→ TEXTE DE LECTURE

Sur la route, cinq ou six véhicules par jour tout au plus. À la condition de s’armer de patience, il suffit de demander à l'un d'eux une aide bienvenue : Ahmed m'emmène au prochain village, Aïn-el-Safra. Un entracte humain. L’occasion d’échanger, de m’approvisionner en eau dont je consomme près de dix litres par jour.

Au fil de l’après-midi, les lumières rasantes de l’hiver teignent dunes et regs de nuances chatoyantes. Ce soir, le vent paraît enfin tarir. Puis la nuit enveloppe l’immense plateau dans un silence envoûtant. Il n’y a plus un seul bruit si ce n’est celui de mes pneus sur l’asphalte. Sur cette route si rarement fréquentée, je roule sans phare, guidé uniquement par les lumières de la Voie Lactée qui éclairent les bandes blanches et les dunes qui bordent l’impeccable enrobé. Et l’on s’éprend de ce sentiment de liberté, aussi gigantesque que le désert lui-même, dans cet espace infini fait d’étoiles et de sable.

Il m'aura fallu trois jours pour atteindre la ville de Tidjikdja. Avec elle, on change de cap, vers le Sud-Ouest. L’axe a beau être plus emprunté, l’asphalte est de moins bonne qualité. Désormais, le vent me pousse sur le plateau du Tagant. Peu à peu, les villages deviennent plus réguliers. Avec eux, les arrêts - obligatoires - dans les différents checkpoints permettent autant de haltes ombragées.

On rejoint la voie principale reliant Nouakchott au Mali. On se réaccoutume au trafic et aux files de camions. Au moins ici, il m’est plus facile de trouver de l'eau ou de quoi déjeuner dans les bazars des petites villes.

→ OBJECTIF A
Transposez en tableau Markdown, avec les colonnes « Numéro » et « Ligne », les lignes des données allant de la première jusqu'à celle qui contient « top-section: [144, 111, 1119, 370] », toutes deux incluses, sans les lignes vides.
Le texte et les lignes des données n'ont aucun lien entre eux.

→ DONNÉES D'ENTRÉE
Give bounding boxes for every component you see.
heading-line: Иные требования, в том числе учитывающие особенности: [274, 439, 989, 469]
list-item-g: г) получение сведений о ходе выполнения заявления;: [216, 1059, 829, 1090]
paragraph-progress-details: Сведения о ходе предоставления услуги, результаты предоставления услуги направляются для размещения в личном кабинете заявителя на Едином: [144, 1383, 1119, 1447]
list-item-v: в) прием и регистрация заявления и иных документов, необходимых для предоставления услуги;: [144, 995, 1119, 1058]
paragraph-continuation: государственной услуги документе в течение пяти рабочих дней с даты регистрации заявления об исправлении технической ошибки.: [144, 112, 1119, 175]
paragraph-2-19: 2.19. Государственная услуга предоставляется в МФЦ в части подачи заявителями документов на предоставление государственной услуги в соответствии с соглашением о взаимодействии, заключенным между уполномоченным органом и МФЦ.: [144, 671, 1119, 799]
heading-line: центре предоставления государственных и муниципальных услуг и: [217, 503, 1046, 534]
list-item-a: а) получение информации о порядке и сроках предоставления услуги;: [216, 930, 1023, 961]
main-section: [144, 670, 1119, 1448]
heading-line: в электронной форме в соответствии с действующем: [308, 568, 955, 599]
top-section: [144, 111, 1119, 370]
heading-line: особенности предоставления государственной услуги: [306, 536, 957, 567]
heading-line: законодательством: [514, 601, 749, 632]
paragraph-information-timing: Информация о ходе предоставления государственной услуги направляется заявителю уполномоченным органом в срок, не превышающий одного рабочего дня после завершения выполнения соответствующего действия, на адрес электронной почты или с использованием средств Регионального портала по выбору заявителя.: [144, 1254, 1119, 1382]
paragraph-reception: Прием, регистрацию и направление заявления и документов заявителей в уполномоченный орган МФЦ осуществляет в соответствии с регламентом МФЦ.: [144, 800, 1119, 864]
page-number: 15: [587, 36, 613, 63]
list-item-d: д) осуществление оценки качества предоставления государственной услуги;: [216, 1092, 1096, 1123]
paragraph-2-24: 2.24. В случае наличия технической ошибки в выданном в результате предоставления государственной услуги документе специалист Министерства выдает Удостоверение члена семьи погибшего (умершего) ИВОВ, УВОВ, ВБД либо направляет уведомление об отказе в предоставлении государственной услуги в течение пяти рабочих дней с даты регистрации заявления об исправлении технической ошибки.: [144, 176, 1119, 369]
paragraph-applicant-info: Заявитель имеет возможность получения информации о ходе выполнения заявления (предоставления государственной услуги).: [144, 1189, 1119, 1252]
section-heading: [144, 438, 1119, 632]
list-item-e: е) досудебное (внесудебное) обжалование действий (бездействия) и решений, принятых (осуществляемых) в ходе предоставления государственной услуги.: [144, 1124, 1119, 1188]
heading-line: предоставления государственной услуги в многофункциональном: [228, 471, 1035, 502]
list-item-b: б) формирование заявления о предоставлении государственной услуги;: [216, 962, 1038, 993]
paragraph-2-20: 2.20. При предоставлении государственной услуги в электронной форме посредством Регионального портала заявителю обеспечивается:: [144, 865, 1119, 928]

→ OBJECTIF B
Recopiez à l'identique le passage du texte qui va de « Au fil de l’après-midi, les » jusqu'à « et de sable. ».

→ RÉPONSE RÉDIGÉE A
| Numéro | Ligne |
|---|---|
| 1 | Give bounding boxes for every component you see. |
| 2 | heading-line: Иные требования, в том числе учитывающие особенности: [274, 439, 989, 469] |
| 3 | list-item-g: г) получение сведений о ходе выполнения заявления;: [216, 1059, 829, 1090] |
| 4 | paragraph-progress-details: Сведения о ходе предоставления услуги, результаты предоставления услуги направляются для размещения в личном кабинете заявителя на Едином: [144, 1383, 1119, 1447] |
| 5 | list-item-v: в) прием и регистрация заявления и иных документов, необходимых для предоставления услуги;: [144, 995, 1119, 1058] |
| 6 | paragraph-continuation: государственной услуги документе в течение пяти рабочих дней с даты регистрации заявления об исправлении технической ошибки.: [144, 112, 1119, 175] |
| 7 | paragraph-2-19: 2.19. Государственная услуга предоставляется в МФЦ в части подачи заявителями документов на предоставление государственной услуги в соответствии с соглашением о взаимодействии, заключенным между уполномоченным органом и МФЦ.: [144, 671, 1119, 799] |
| 8 | heading-line: центре предоставления государственных и муниципальных услуг и: [217, 503, 1046, 534] |
| 9 | list-item-a: а) получение информации о порядке и сроках предоставления услуги;: [216, 930, 1023, 961] |
| 10 | main-section: [144, 670, 1119, 1448] |
| 11 | heading-line: в электронной форме в соответствии с действующем: [308, 568, 955, 599] |
| 12 | top-section: [144, 111, 1119, 370] |

→ RÉPONSE RÉDIGÉE B
Au fil de l’après-midi, les lumières rasantes de l’hiver teignent dunes et regs de nuances chatoyantes. Ce soir, le vent paraît enfin tarir. Puis la nuit enveloppe l’immense plateau dans un silence envoûtant. Il n’y a plus un seul bruit si ce n’est celui de mes pneus sur l’asphalte. Sur cette route si rarement fréquentée, je roule sans phare, guidé uniquement par les lumières de la Voie Lactée qui éclairent les bandes blanches et les dunes qui bordent l’impeccable enrobé. Et l’on s’éprend de ce sentiment de liberté, aussi gigantesque que le désert lui-même, dans cet espace infini fait d’étoiles et de sable.